### Directions
Word for word, give the material below again, minus any images.

### Material for this exercise
====

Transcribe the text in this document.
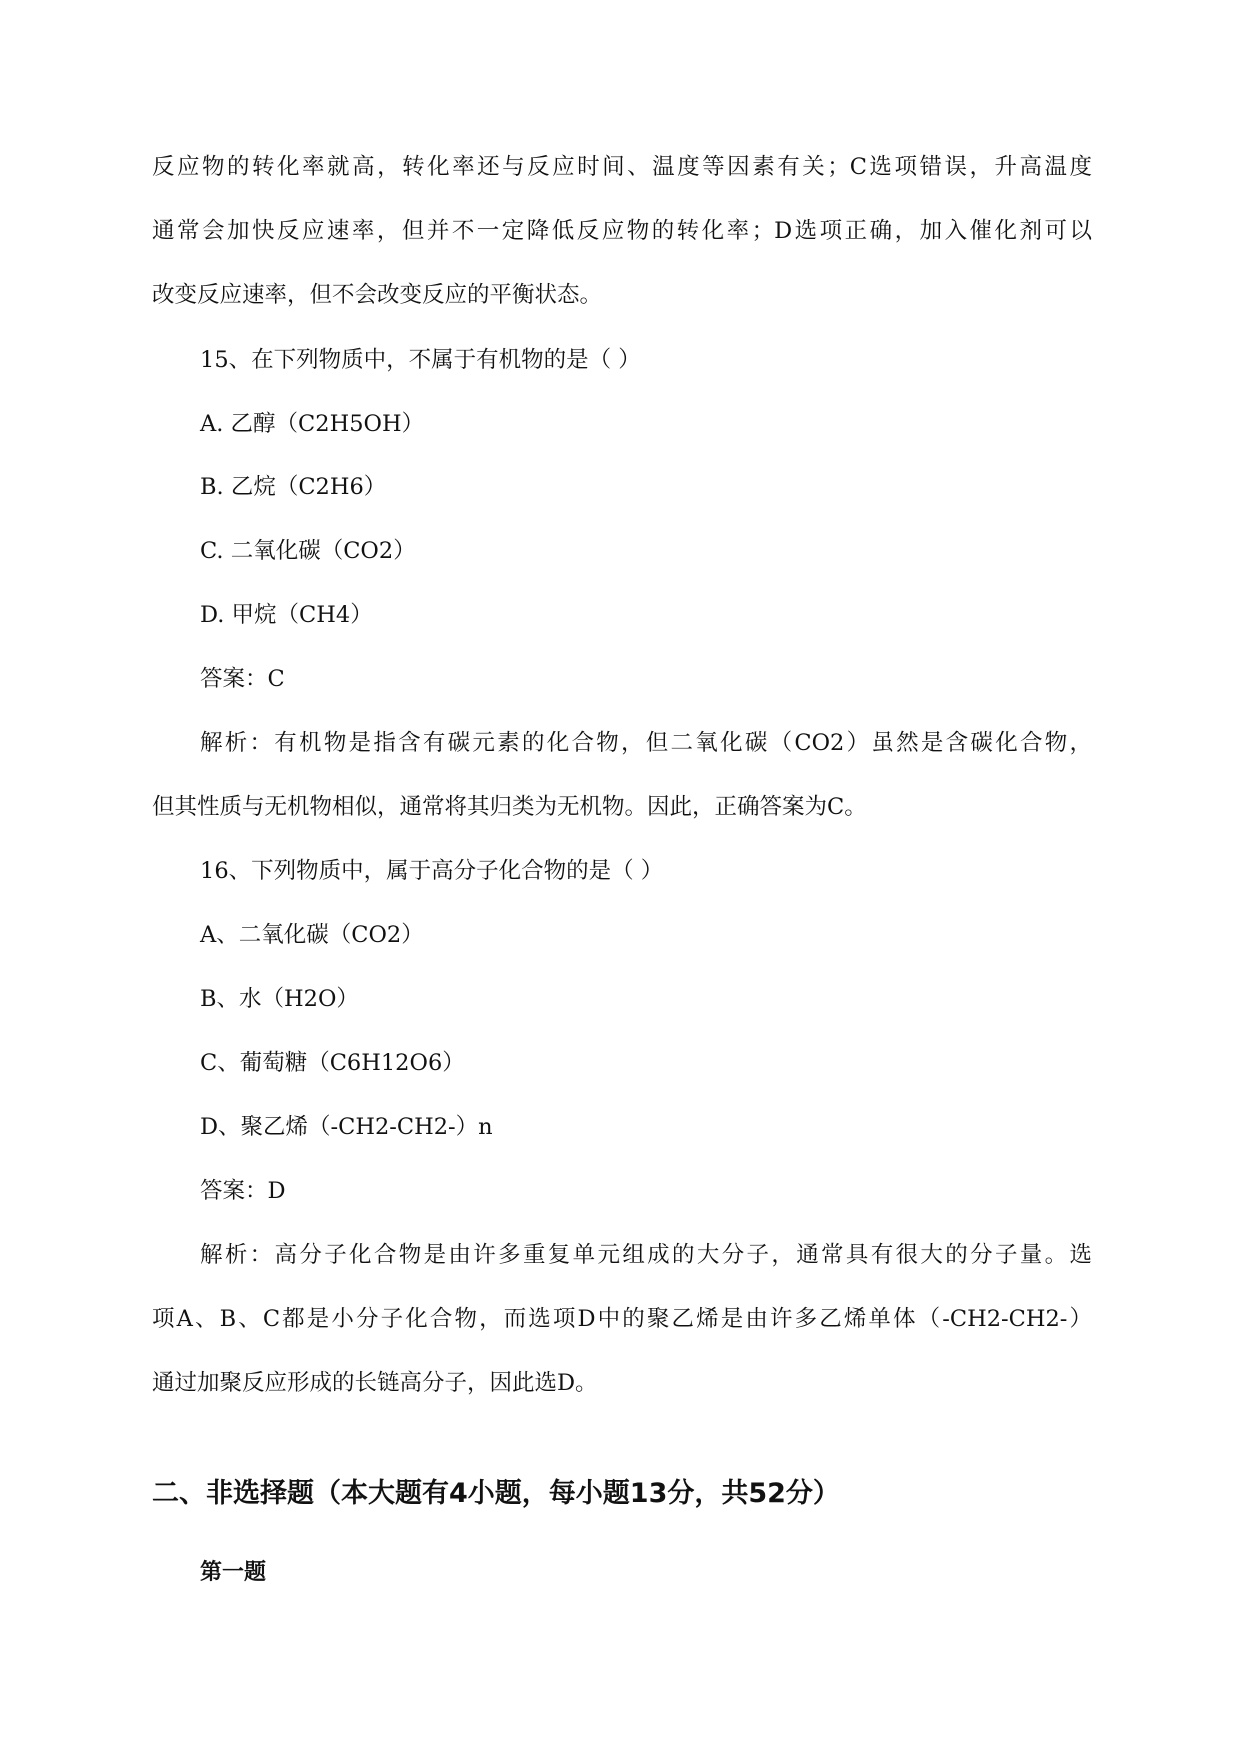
反应物的转化率就高，转化率还与反应时间、温度等因素有关；C选项错误，升高温度

通常会加快反应速率，但并不一定降低反应物的转化率；D选项正确，加入催化剂可以

改变反应速率，但不会改变反应的平衡状态。

15、在下列物质中，不属于有机物的是（ ）

A. 乙醇（C2H5OH）

B. 乙烷（C2H6）

C. 二氧化碳（CO2）

D. 甲烷（CH4）

答案：C

解析：有机物是指含有碳元素的化合物，但二氧化碳（CO2）虽然是含碳化合物，

但其性质与无机物相似，通常将其归类为无机物。因此，正确答案为C。

16、下列物质中，属于高分子化合物的是（ ）

A、二氧化碳（CO2）

B、水（H2O）

C、葡萄糖（C6H12O6）

D、聚乙烯（-CH2-CH2-）n

答案：D

解析：高分子化合物是由许多重复单元组成的大分子，通常具有很大的分子量。选

项A、B、C都是小分子化合物，而选项D中的聚乙烯是由许多乙烯单体（-CH2-CH2-）

通过加聚反应形成的长链高分子，因此选D。

二、非选择题（本大题有4小题，每小题13分，共52分）
第一题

====

### Exercise output
Transcribe the text in this document.
反应物的转化率就高，转化率还与反应时间、温度等因素有关；C选项错误，升高温度

通常会加快反应速率，但并不一定降低反应物的转化率；D选项正确，加入催化剂可以

改变反应速率，但不会改变反应的平衡状态。

15、在下列物质中，不属于有机物的是（ ）

A. 乙醇（C2H5OH）

B. 乙烷（C2H6）

C. 二氧化碳（CO2）

D. 甲烷（CH4）

答案：C

解析：有机物是指含有碳元素的化合物，但二氧化碳（CO2）虽然是含碳化合物，

但其性质与无机物相似，通常将其归类为无机物。因此，正确答案为C。

16、下列物质中，属于高分子化合物的是（ ）

A、二氧化碳（CO2）

B、水（H2O）

C、葡萄糖（C6H12O6）

D、聚乙烯（-CH2-CH2-）n

答案：D

解析：高分子化合物是由许多重复单元组成的大分子，通常具有很大的分子量。选

项A、B、C都是小分子化合物，而选项D中的聚乙烯是由许多乙烯单体（-CH2-CH2-）

通过加聚反应形成的长链高分子，因此选D。

二、非选择题（本大题有4小题，每小题13分，共52分）
第一题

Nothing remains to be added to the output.